* **TEKS PILIHAN**
------

Makin hari skandal itu makin melesat kencang ke arah Istana. Kini, banyak kalangan mendesak parlemen dan polisi agar langsung meminta keterangan Presiden Wahid. Pakar politik dari Universitas Gadjah Mada, Cornelis Lay, bahkan mewanti-wanti. Jika hingga sidang tahunan Agustus mendatang skandal ini tak kunjung dituntaskan dan Abdurrahman Wahid tak berhasil membuktikan ia "bersih diri", kursi kepresidenannya bukan mustahil bisa terjungkal. Ia bisa dibidik melanggar ketetapan MPR tentang penegakan pemerintahan yang bersih korupsi-kolusi-nepotisme. Dan setelah itu, pintu Senayan akan terbuka lebar-lebar untuk menggelar sidang istimewa.
Sekarang saja, kasus ini telah merontokkan sebuah pilar utama di kabinetnya. Senin malam pekan kemarin, Pejabat Sementara Sekretaris Negara dan Sekretaris Pengendalian Pemerintahan, Bondan Gunawan, mengumumkan pengunduran dirinya. Pos Sekretaris Negara lalu diisi Djohan Effendi, tokoh Dialog Antar-Iman yang juga merupakan karib Abdurrahman. Meski belum ada bukti sahih, Bondan gencar dituding terlibat dalam skandal memalukan ini. Dari arus dana, ia ditengarai berkait dengan rekening atas nama Suko Sudarso, karib kentalnya di Gerakan Mahasiswa Nasionalis Indonesia, yang tercatat menerima dana senilai Rp 15 miliar.

------

* **BAHAN TERHIMPUN**
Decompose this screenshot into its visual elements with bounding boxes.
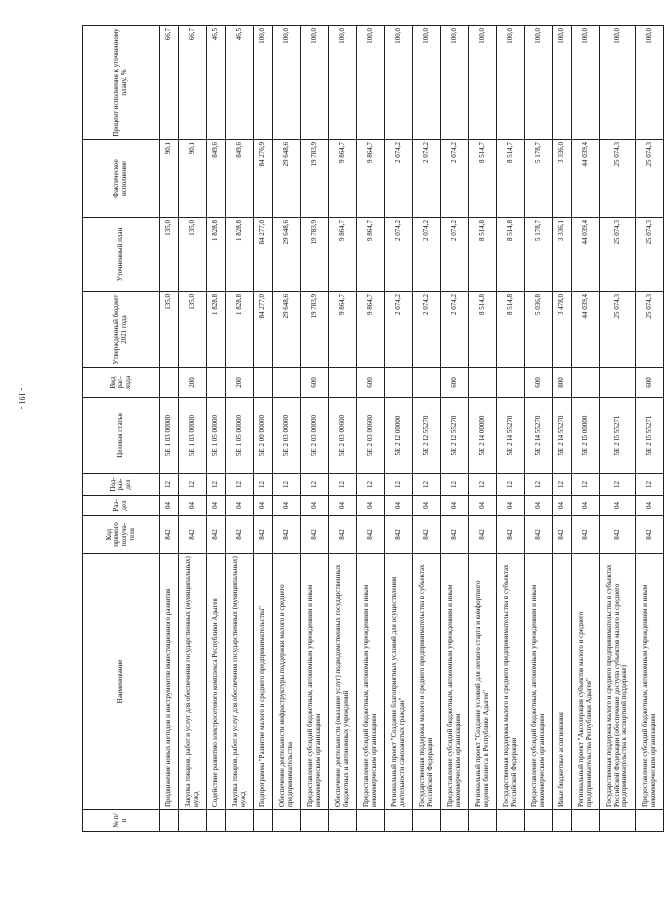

------

* **PERMINTAAN**
Kutiplah dari teks pilihan bagian yang dimulai pada "Sekarang saja, kasus" dan berakhir pada "Rp 15 miliar.". Baris-baris di atas tidak digunakan dalam hal ini.

* **KELUARAN**
Sekarang saja, kasus ini telah merontokkan sebuah pilar utama di kabinetnya. Senin malam pekan kemarin, Pejabat Sementara Sekretaris Negara dan Sekretaris Pengendalian Pemerintahan, Bondan Gunawan, mengumumkan pengunduran dirinya. Pos Sekretaris Negara lalu diisi Djohan Effendi, tokoh Dialog Antar-Iman yang juga merupakan karib Abdurrahman. Meski belum ada bukti sahih, Bondan gencar dituding terlibat dalam skandal memalukan ini. Dari arus dana, ia ditengarai berkait dengan rekening atas nama Suko Sudarso, karib kentalnya di Gerakan Mahasiswa Nasionalis Indonesia, yang tercatat menerima dana senilai Rp 15 miliar.